## [Given task]
Check each line of the records below for the string "Images", then state how many lines contain it, with no other output.

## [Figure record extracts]
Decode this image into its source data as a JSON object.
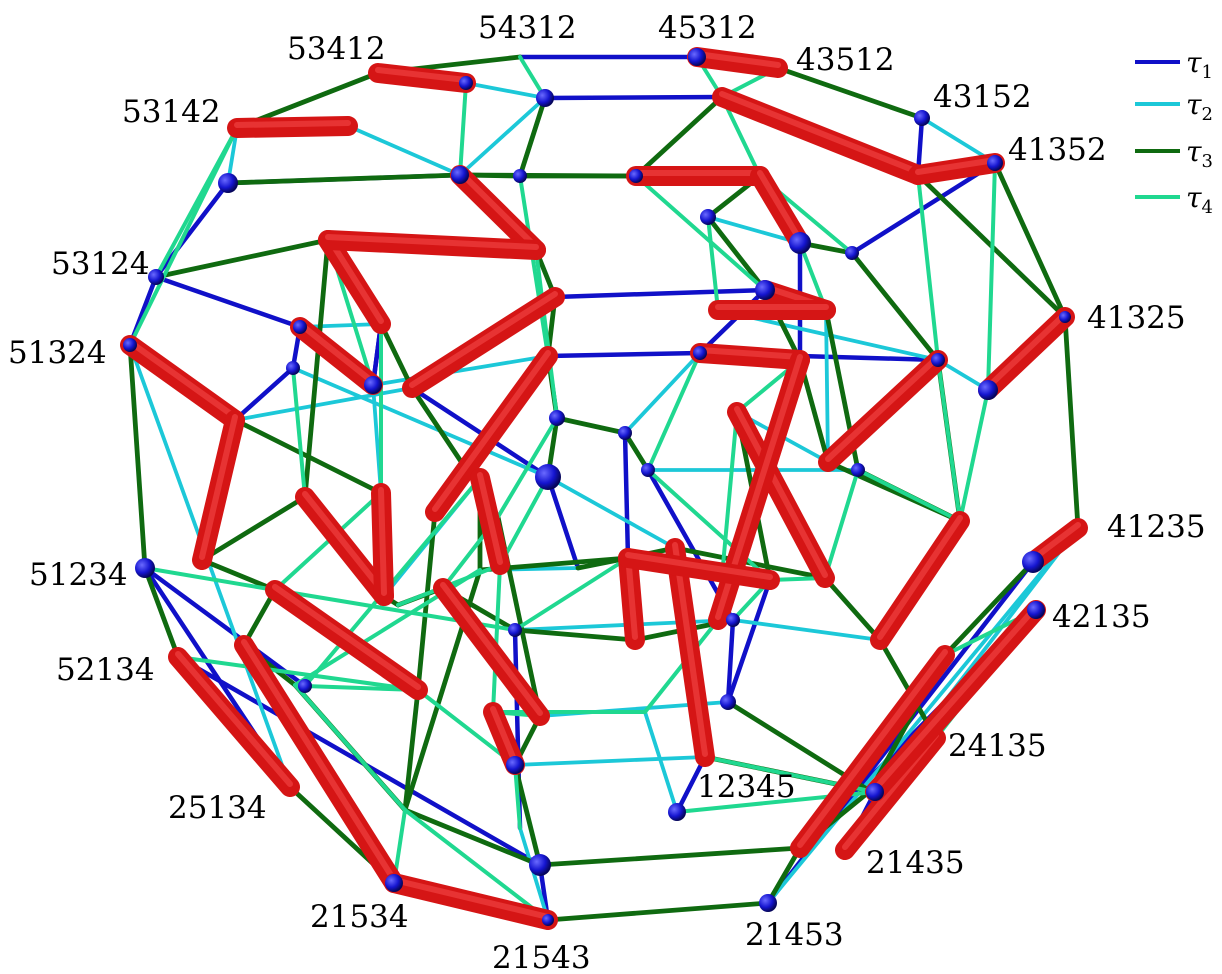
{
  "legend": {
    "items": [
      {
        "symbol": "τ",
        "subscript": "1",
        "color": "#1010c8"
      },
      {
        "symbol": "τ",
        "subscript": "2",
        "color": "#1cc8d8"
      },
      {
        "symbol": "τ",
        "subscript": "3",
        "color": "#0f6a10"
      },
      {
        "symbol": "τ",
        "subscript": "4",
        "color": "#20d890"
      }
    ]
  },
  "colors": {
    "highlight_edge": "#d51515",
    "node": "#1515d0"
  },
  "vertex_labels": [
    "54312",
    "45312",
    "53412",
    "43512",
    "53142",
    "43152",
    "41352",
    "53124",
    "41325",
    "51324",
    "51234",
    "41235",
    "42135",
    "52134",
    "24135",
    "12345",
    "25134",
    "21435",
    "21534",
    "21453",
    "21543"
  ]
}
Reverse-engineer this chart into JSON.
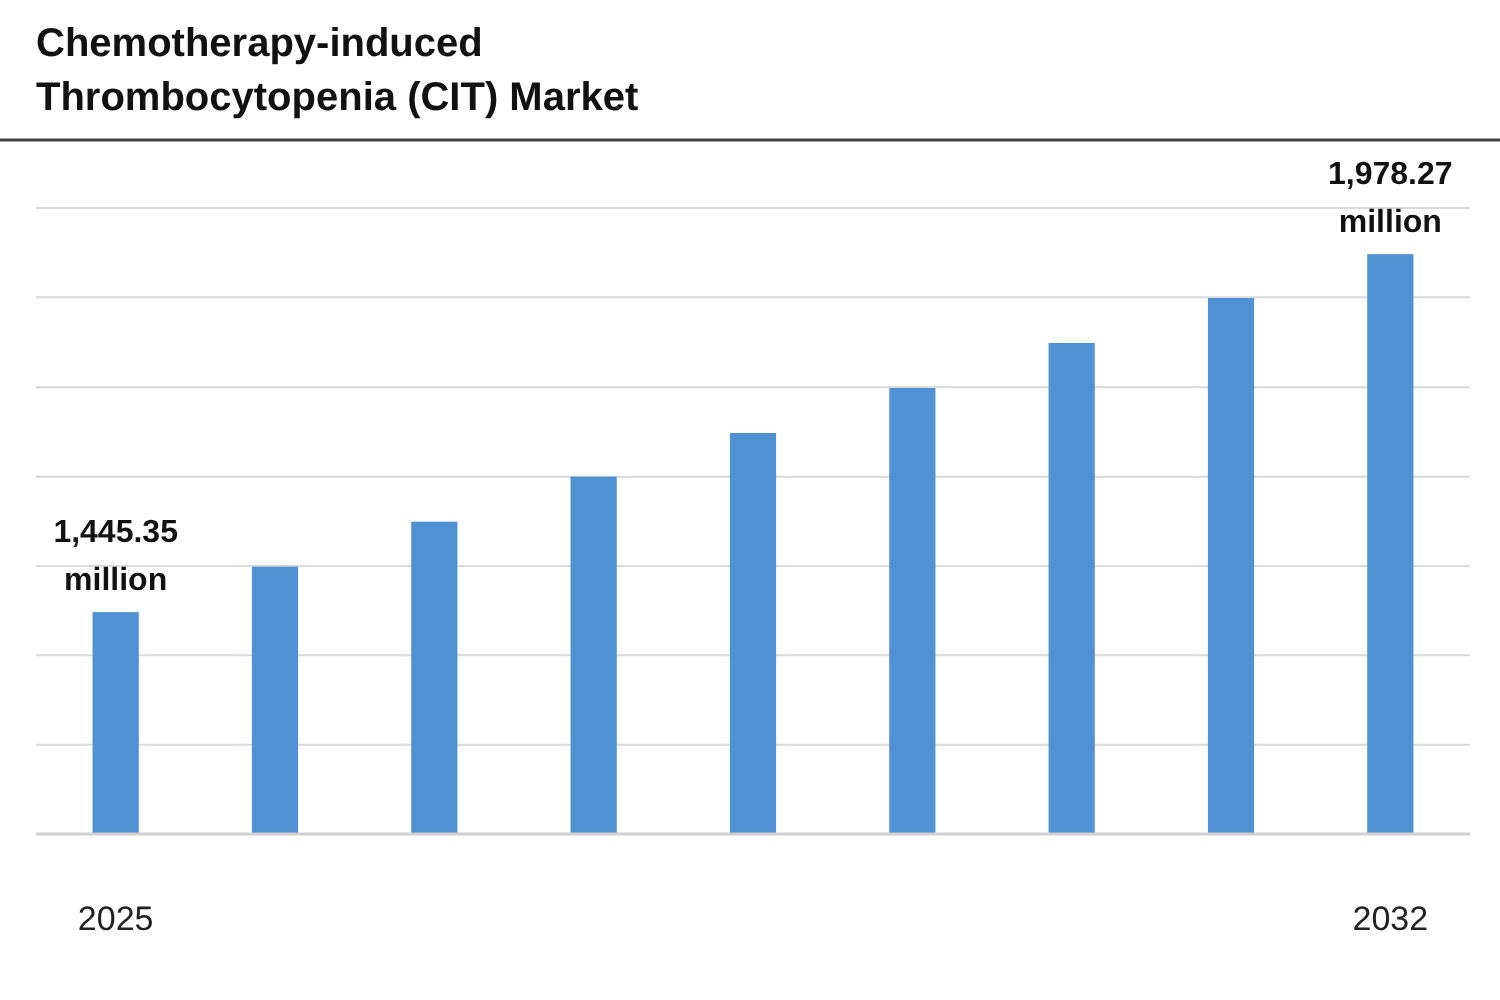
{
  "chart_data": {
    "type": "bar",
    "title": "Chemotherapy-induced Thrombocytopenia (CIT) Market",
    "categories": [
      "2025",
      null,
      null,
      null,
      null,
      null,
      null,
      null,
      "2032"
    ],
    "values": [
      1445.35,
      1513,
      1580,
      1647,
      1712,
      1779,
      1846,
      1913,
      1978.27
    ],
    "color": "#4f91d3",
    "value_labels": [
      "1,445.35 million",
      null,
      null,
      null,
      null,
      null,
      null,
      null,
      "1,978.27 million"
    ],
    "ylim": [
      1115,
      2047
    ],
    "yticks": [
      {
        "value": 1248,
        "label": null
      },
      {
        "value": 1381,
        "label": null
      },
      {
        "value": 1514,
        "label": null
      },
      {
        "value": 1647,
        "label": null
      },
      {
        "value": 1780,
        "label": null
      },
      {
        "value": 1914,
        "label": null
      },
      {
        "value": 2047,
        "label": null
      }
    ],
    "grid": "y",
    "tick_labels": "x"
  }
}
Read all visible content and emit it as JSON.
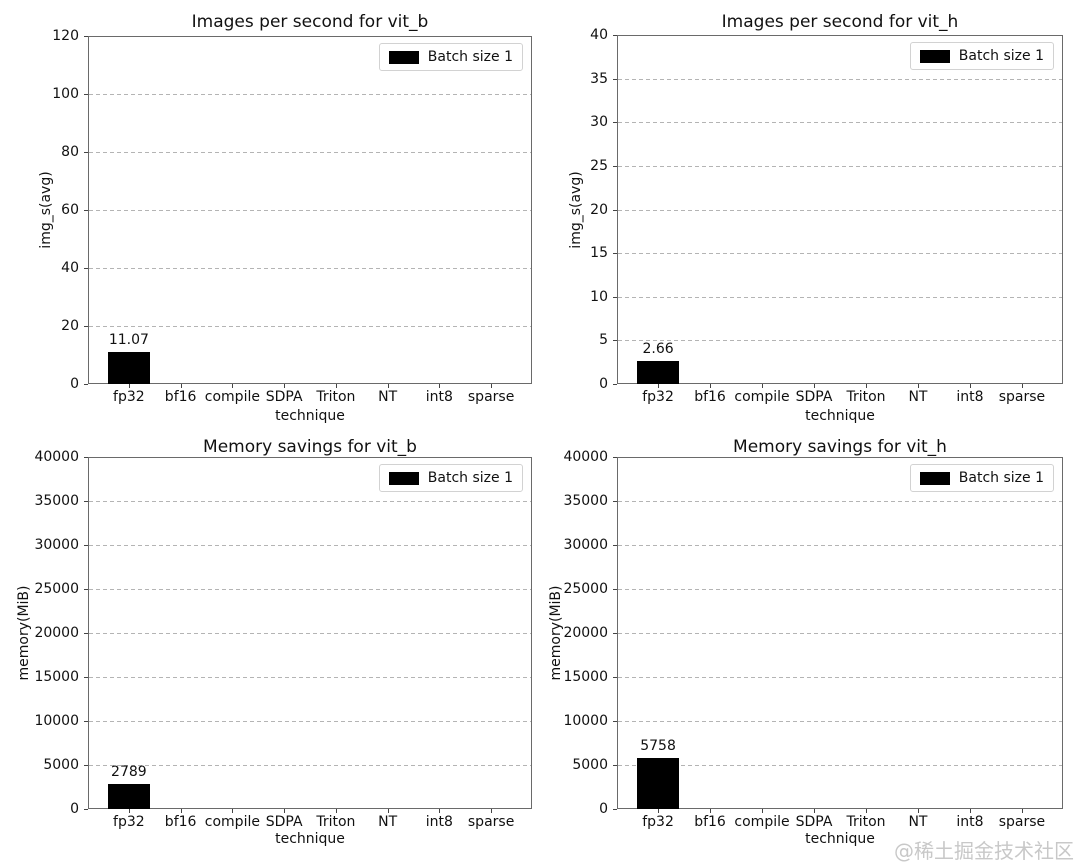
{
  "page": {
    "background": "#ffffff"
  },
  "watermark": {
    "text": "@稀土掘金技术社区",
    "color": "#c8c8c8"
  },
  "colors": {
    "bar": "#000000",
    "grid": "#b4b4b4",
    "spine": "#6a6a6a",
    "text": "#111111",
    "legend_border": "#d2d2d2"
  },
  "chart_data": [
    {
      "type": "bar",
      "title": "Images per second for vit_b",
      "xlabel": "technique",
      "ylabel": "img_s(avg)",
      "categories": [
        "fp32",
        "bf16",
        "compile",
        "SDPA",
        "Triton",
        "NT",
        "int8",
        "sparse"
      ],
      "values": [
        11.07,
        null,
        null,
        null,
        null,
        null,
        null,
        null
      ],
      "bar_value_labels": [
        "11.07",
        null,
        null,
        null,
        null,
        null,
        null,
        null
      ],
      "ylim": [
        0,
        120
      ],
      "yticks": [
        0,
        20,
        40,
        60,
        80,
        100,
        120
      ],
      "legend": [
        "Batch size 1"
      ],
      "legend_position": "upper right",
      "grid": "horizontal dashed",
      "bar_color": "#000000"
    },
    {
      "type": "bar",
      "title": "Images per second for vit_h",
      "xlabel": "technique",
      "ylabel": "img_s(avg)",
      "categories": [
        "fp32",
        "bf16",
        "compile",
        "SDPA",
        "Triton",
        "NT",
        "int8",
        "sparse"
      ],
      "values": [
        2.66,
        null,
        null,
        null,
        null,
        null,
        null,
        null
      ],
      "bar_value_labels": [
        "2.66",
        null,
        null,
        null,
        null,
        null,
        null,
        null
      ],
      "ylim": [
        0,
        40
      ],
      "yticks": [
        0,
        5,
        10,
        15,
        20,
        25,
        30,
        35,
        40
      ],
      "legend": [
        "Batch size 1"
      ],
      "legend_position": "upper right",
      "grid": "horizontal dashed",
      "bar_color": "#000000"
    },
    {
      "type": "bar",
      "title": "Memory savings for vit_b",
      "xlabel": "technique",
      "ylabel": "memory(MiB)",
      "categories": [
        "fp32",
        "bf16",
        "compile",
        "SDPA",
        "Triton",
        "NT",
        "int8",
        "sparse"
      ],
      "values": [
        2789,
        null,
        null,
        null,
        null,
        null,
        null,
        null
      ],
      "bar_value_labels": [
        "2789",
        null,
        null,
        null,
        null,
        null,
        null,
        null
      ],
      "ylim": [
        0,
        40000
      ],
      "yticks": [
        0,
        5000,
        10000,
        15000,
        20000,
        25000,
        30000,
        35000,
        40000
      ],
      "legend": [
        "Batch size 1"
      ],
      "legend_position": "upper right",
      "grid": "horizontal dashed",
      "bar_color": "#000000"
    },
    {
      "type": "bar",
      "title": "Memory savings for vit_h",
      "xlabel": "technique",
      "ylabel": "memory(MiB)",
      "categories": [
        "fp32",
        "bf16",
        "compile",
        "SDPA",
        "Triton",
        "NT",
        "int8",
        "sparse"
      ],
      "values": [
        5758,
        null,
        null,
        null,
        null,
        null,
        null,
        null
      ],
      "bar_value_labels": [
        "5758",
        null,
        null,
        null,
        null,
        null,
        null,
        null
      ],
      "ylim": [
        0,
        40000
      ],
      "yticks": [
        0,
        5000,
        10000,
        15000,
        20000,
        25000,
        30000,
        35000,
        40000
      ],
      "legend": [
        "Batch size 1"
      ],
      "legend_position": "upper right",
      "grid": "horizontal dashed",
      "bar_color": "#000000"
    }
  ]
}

## [Answer to this problem]
2